Work through the data line by line, gathering every line that has the word "Information".
--*--
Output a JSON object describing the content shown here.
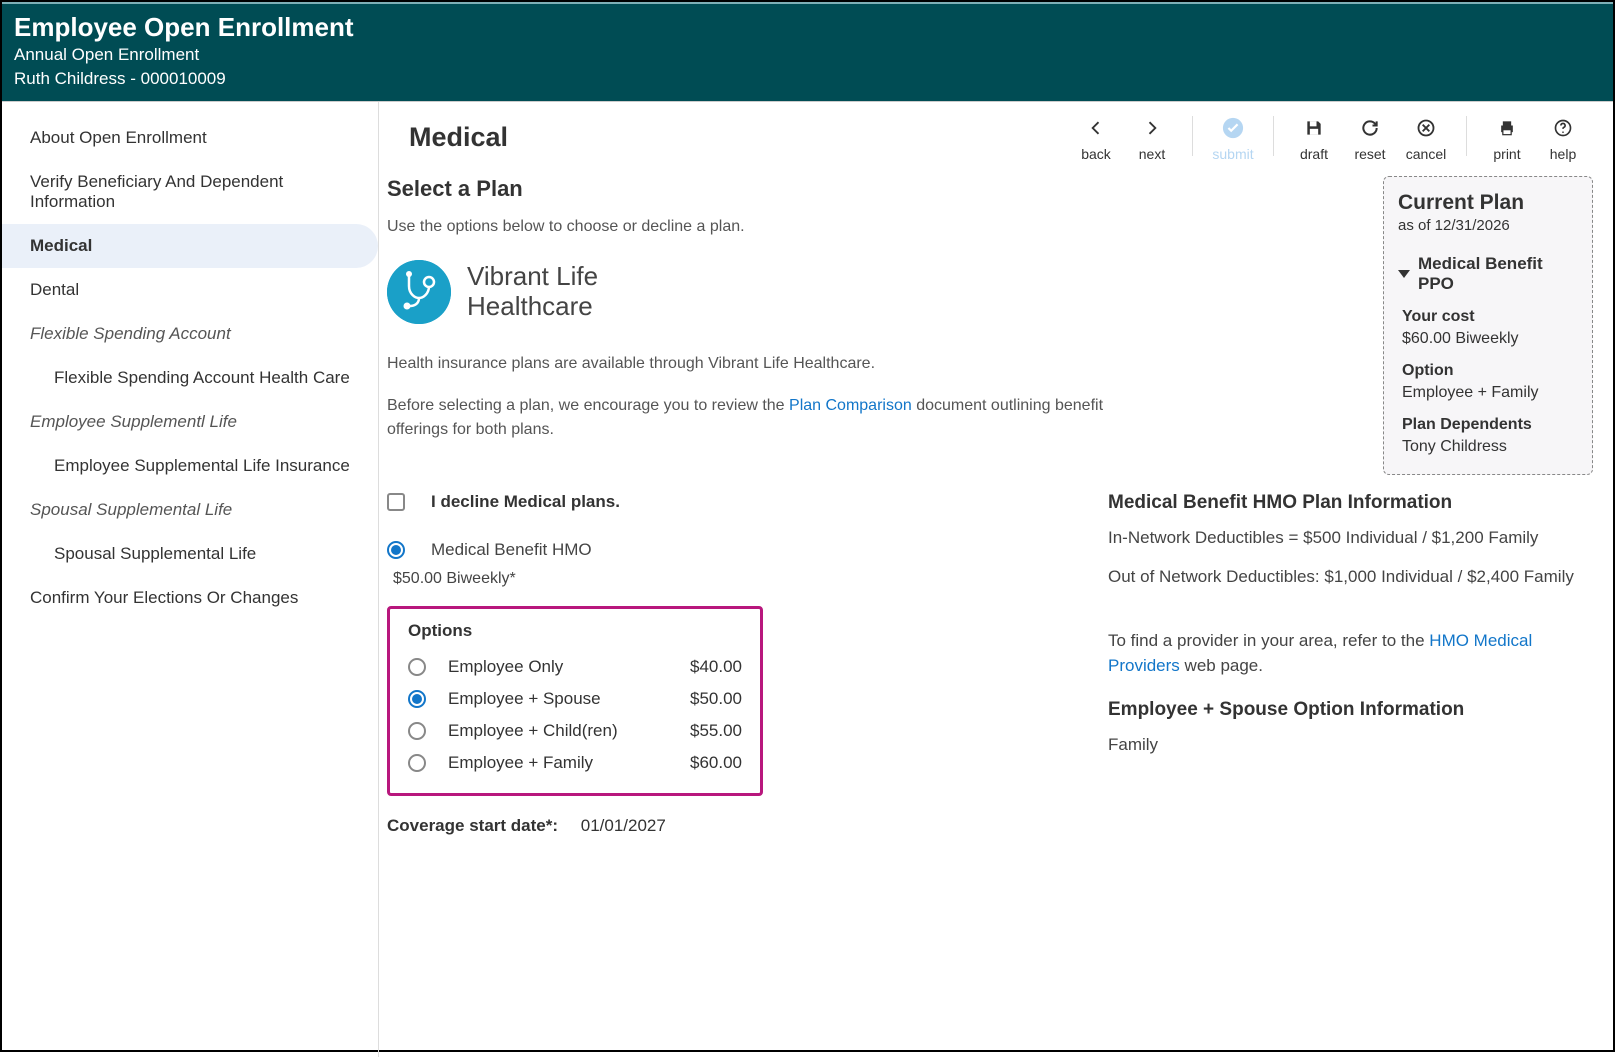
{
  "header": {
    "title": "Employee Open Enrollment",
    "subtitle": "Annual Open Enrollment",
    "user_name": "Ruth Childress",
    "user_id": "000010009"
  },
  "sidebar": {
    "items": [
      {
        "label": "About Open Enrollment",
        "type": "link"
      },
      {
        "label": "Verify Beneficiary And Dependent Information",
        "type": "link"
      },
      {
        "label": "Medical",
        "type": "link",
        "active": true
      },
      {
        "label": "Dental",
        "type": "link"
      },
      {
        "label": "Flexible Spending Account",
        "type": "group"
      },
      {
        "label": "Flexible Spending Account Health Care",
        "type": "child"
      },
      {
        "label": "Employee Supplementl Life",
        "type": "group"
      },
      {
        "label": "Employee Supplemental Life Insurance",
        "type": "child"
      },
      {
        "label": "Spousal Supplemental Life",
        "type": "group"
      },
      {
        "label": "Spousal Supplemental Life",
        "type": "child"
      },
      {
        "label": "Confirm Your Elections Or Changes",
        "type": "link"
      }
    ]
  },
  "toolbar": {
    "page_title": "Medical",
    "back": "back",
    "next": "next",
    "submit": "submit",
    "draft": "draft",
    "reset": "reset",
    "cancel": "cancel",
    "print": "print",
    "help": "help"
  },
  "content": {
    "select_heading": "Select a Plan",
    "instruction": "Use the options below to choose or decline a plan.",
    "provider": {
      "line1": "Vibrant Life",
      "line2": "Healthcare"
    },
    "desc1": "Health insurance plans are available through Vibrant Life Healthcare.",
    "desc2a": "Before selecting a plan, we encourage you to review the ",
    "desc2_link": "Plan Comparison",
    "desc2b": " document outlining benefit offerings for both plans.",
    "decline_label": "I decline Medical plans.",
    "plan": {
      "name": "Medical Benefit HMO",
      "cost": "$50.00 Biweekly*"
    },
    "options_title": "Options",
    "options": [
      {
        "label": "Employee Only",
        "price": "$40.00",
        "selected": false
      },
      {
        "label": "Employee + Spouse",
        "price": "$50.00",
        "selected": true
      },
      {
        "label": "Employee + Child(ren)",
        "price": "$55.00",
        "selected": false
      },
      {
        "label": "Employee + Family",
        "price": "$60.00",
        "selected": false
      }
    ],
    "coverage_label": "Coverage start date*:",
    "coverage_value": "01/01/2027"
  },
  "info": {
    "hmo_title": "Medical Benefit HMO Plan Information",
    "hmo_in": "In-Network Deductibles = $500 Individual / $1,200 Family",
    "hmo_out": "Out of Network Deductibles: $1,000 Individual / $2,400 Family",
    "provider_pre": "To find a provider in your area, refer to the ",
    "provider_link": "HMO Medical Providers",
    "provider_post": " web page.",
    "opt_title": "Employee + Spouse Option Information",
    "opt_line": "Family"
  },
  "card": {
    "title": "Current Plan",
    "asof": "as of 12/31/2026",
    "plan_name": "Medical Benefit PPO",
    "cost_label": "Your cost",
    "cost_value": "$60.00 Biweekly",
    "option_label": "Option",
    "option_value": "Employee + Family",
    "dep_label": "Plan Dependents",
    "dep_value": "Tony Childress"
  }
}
--*--
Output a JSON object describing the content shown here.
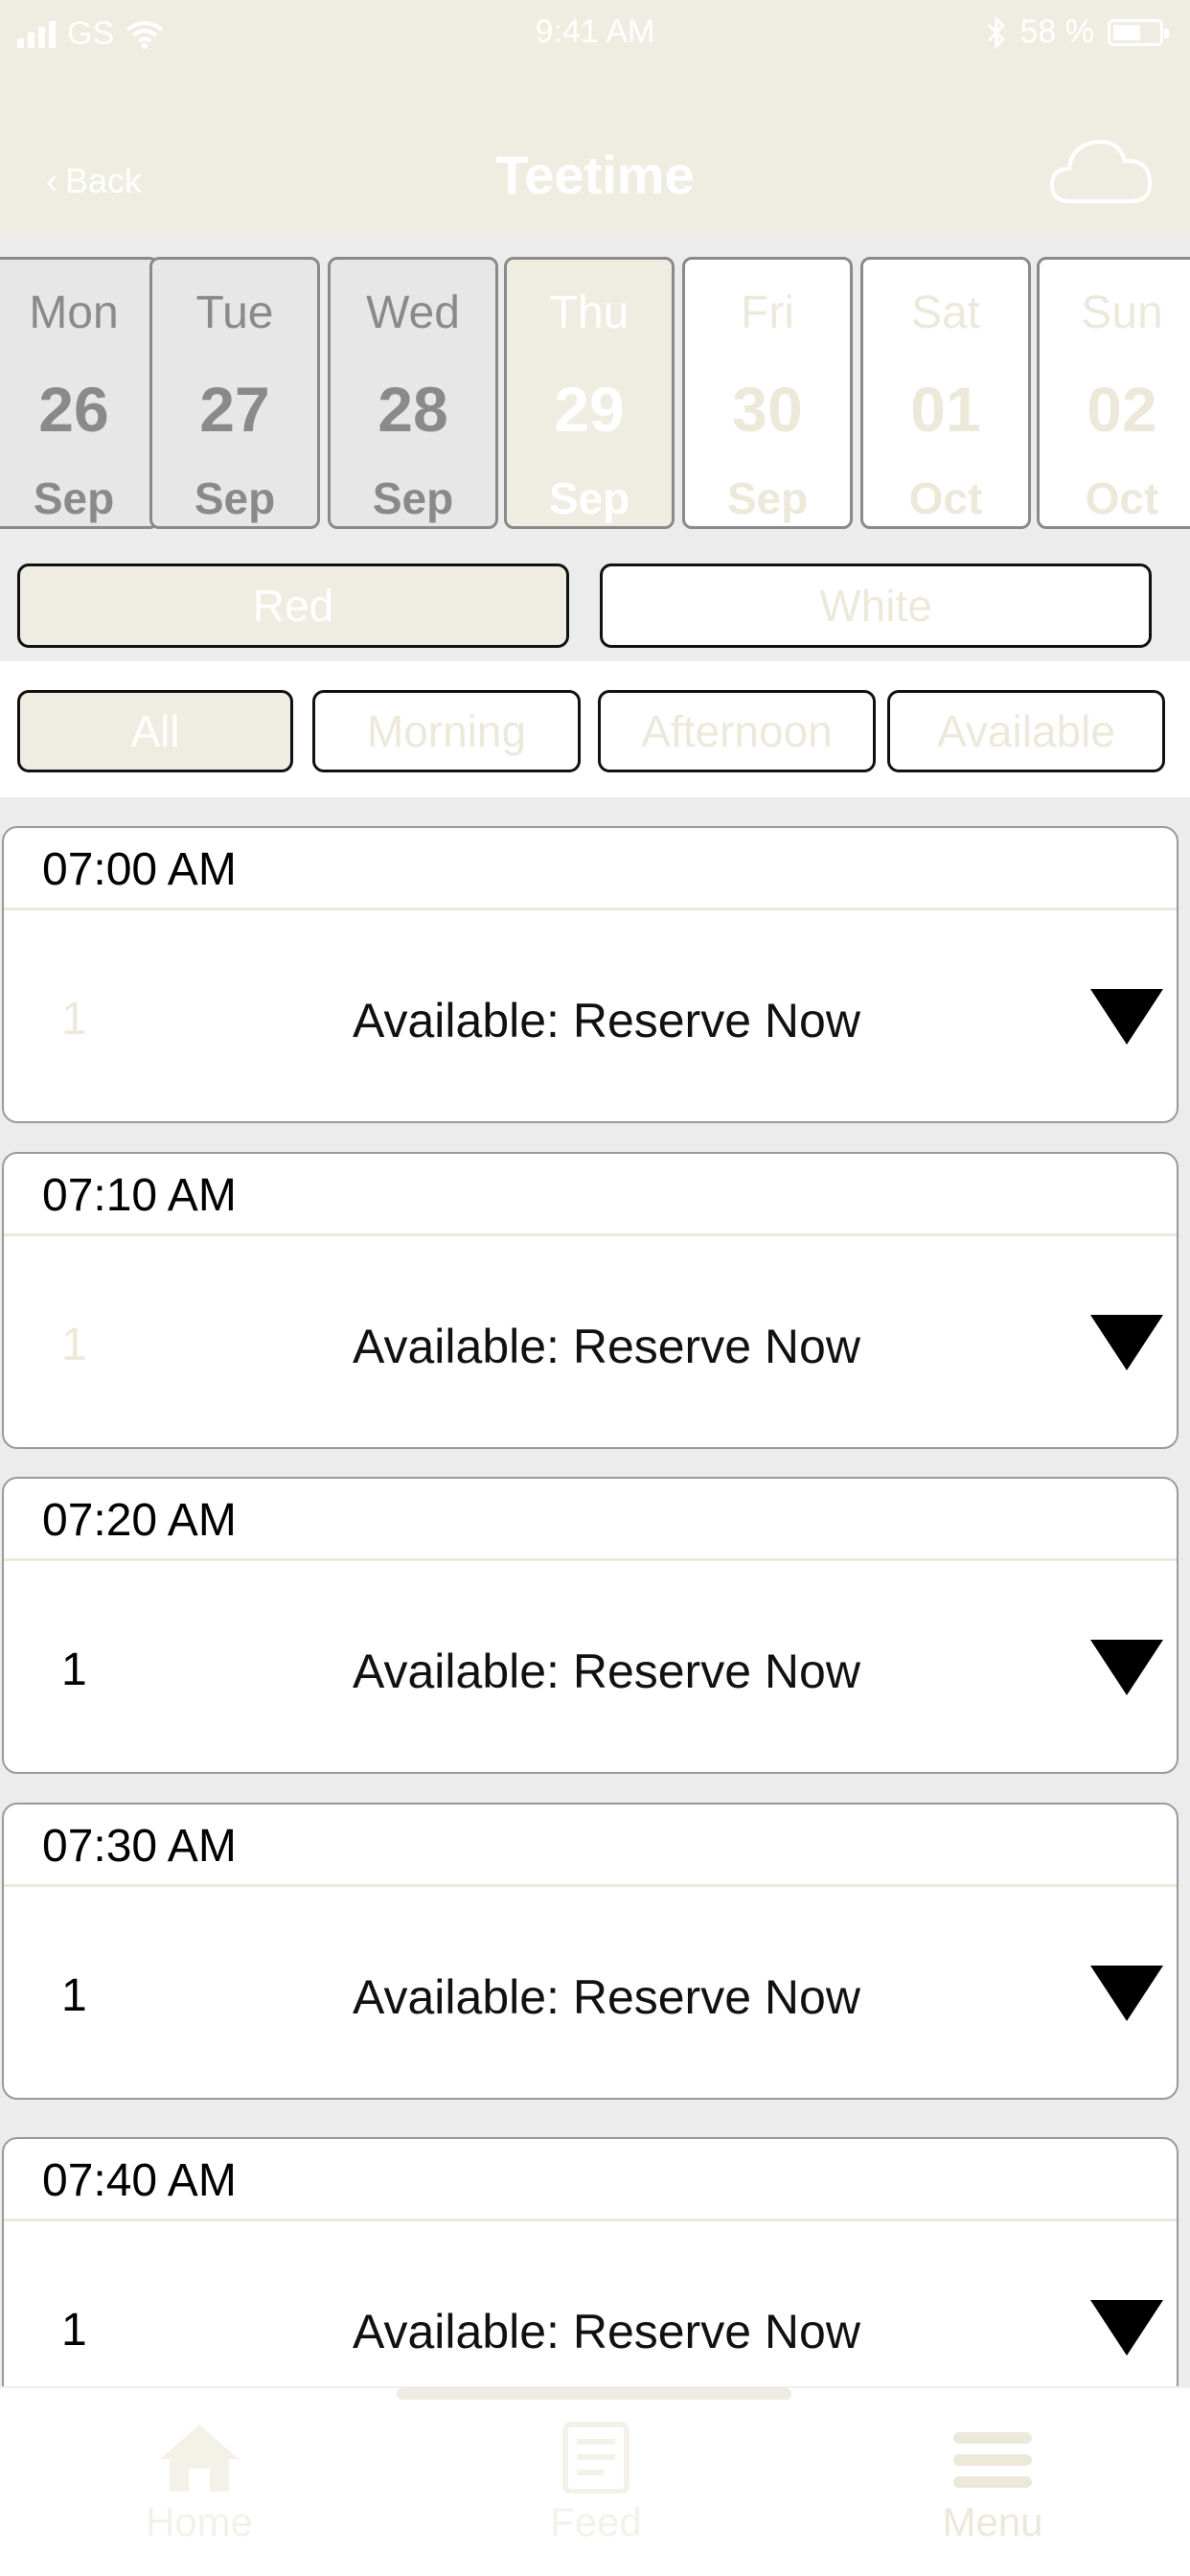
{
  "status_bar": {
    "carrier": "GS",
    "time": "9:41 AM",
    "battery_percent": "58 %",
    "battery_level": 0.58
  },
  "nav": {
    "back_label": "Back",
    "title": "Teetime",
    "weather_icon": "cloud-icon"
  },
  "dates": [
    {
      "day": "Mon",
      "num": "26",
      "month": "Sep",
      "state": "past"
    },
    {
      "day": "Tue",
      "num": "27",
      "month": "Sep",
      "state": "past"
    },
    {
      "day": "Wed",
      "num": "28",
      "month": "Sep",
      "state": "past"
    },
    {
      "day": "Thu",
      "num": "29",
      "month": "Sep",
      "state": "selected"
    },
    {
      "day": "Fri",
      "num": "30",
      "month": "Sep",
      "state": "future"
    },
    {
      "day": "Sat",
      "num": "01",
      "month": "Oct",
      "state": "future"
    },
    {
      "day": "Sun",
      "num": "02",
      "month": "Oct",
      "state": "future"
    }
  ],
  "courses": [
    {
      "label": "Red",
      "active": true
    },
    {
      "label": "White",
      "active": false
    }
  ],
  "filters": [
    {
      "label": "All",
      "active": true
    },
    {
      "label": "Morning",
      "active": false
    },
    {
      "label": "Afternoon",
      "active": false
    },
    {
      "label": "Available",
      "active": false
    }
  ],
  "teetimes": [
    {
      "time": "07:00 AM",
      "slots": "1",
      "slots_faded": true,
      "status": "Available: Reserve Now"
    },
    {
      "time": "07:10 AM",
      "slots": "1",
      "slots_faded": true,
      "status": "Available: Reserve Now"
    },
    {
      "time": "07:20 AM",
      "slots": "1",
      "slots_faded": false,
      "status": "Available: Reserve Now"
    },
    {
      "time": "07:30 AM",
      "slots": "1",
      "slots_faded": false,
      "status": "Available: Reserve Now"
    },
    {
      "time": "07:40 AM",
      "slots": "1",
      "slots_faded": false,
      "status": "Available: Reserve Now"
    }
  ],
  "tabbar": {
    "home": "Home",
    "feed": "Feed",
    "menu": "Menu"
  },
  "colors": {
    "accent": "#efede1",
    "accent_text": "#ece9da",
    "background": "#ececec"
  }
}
--*--
# [Correct answer]
        "label": "Verify Beneficiary And Dependent Information",
    "hmo_title": "Medical Benefit HMO Plan Information",
    "opt_title": "Employee + Spouse Option Information",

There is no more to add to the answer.